== GIVEN PROBLEM ==
Leaving out the pictures, retype all the material exactly.

== INPUT MATERIAL ==
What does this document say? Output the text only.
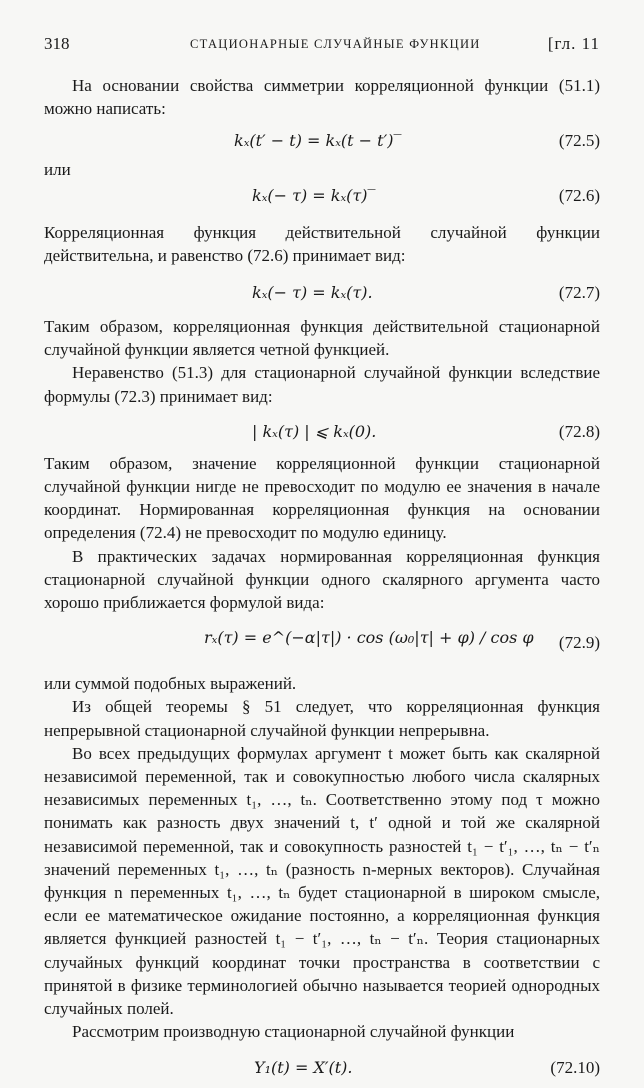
318	СТАЦИОНАРНЫЕ СЛУЧАЙНЫЕ ФУНКЦИИ	[гл. 11

На основании свойства симметрии корреляционной функции (51.1) можно написать:

kₓ(t′ − t) = kₓ(t − t′)‾	(72.5)

или

kₓ(− τ) = kₓ(τ)‾	(72.6)

Корреляционная функция действительной случайной функции действительна, и равенство (72.6) принимает вид:

kₓ(− τ) = kₓ(τ).	(72.7)

Таким образом, корреляционная функция действительной стационарной случайной функции является четной функцией.

Неравенство (51.3) для стационарной случайной функции вследствие формулы (72.3) принимает вид:

| kₓ(τ) | ⩽ kₓ(0).	(72.8)

Таким образом, значение корреляционной функции стационарной случайной функции нигде не превосходит по модулю ее значения в начале координат. Нормированная корреляционная функция на основании определения (72.4) не превосходит по модулю единицу.

В практических задачах нормированная корреляционная функция стационарной случайной функции одного скалярного аргумента часто хорошо приближается формулой вида:

rₓ(τ) = e^(−α|τ|) · cos (ω₀|τ| + φ) / cos φ (72.9)

или суммой подобных выражений.

Из общей теоремы § 51 следует, что корреляционная функция непрерывной стационарной случайной функции непрерывна.

Во всех предыдущих формулах аргумент t может быть как скалярной независимой переменной, так и совокупностью любого числа скалярных независимых переменных t₁, …, tₙ. Соответственно этому под τ можно понимать как разность двух значений t, t′ одной и той же скалярной независимой переменной, так и совокупность разностей t₁ − t′₁, …, tₙ − t′ₙ значений переменных t₁, …, tₙ (разность n-мерных векторов). Случайная функция n переменных t₁, …, tₙ будет стационарной в широком смысле, если ее математическое ожидание постоянно, а корреляционная функция является функцией разностей t₁ − t′₁, …, tₙ − t′ₙ. Теория стационарных случайных функций координат точки пространства в соответствии с принятой в физике терминологией обычно называется теорией однородных случайных полей.

Рассмотрим производную стационарной случайной функции

Y₁(t) = X′(t).	(72.10)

== FULL ANSWER ==
What does this document say? Output the text only.
318	СТАЦИОНАРНЫЕ СЛУЧАЙНЫЕ ФУНКЦИИ	[гл. 11

На основании свойства симметрии корреляционной функции (51.1) можно написать:

kₓ(t′ − t) = kₓ(t − t′)‾	(72.5)

или

kₓ(− τ) = kₓ(τ)‾	(72.6)

Корреляционная функция действительной случайной функции действительна, и равенство (72.6) принимает вид:

kₓ(− τ) = kₓ(τ).	(72.7)

Таким образом, корреляционная функция действительной стационарной случайной функции является четной функцией.

Неравенство (51.3) для стационарной случайной функции вследствие формулы (72.3) принимает вид:

| kₓ(τ) | ⩽ kₓ(0).	(72.8)

Таким образом, значение корреляционной функции стационарной случайной функции нигде не превосходит по модулю ее значения в начале координат. Нормированная корреляционная функция на основании определения (72.4) не превосходит по модулю единицу.

В практических задачах нормированная корреляционная функция стационарной случайной функции одного скалярного аргумента часто хорошо приближается формулой вида:

rₓ(τ) = e^(−α|τ|) · cos (ω₀|τ| + φ) / cos φ (72.9)

или суммой подобных выражений.

Из общей теоремы § 51 следует, что корреляционная функция непрерывной стационарной случайной функции непрерывна.

Во всех предыдущих формулах аргумент t может быть как скалярной независимой переменной, так и совокупностью любого числа скалярных независимых переменных t₁, …, tₙ. Соответственно этому под τ можно понимать как разность двух значений t, t′ одной и той же скалярной независимой переменной, так и совокупность разностей t₁ − t′₁, …, tₙ − t′ₙ значений переменных t₁, …, tₙ (разность n-мерных векторов). Случайная функция n переменных t₁, …, tₙ будет стационарной в широком смысле, если ее математическое ожидание постоянно, а корреляционная функция является функцией разностей t₁ − t′₁, …, tₙ − t′ₙ. Теория стационарных случайных функций координат точки пространства в соответствии с принятой в физике терминологией обычно называется теорией однородных случайных полей.

Рассмотрим производную стационарной случайной функции

Y₁(t) = X′(t).	(72.10)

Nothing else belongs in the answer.